-- What to produce --
Select all lines in the records that include "name".

-- Data section --
-=-=-=-=-
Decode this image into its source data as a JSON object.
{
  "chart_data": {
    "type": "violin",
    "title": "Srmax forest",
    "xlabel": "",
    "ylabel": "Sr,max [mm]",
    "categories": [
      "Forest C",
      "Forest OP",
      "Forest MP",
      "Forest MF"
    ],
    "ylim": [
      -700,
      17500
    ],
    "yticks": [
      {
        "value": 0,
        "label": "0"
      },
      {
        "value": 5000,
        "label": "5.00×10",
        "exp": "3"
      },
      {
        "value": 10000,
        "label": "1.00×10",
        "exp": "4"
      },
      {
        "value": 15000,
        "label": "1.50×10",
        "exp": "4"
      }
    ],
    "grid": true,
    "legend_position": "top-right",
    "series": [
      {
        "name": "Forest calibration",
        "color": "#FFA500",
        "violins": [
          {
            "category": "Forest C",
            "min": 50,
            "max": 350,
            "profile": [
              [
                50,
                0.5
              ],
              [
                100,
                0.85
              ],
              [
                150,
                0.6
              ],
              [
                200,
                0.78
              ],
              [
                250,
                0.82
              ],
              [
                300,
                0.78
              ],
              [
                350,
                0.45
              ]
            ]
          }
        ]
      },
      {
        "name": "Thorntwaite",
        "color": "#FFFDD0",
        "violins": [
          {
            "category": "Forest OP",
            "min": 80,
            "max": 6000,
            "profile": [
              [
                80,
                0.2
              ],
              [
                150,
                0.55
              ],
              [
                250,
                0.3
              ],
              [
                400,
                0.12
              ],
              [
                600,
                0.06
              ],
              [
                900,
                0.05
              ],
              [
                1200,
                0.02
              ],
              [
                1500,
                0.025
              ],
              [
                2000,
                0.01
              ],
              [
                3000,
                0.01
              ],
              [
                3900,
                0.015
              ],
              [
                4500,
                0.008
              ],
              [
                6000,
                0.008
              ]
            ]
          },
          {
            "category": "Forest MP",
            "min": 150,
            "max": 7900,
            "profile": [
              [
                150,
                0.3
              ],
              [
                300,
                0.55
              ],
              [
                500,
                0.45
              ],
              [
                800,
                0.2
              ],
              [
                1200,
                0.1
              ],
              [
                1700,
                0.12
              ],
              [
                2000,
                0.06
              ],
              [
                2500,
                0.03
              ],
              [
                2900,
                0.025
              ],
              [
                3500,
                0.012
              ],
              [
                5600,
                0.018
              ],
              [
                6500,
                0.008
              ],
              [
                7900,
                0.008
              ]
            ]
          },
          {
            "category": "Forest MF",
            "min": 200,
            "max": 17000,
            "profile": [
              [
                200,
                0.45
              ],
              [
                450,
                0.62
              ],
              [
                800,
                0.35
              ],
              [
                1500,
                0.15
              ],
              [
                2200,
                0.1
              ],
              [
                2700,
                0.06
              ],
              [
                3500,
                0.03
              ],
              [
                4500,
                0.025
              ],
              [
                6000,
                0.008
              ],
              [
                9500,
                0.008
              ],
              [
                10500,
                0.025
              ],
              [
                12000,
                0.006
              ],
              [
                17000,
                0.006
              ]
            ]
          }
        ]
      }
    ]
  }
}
-=-=-=-=-
-- Solution to the exercise --
        "name": "Forest calibration",
        "name": "Thorntwaite",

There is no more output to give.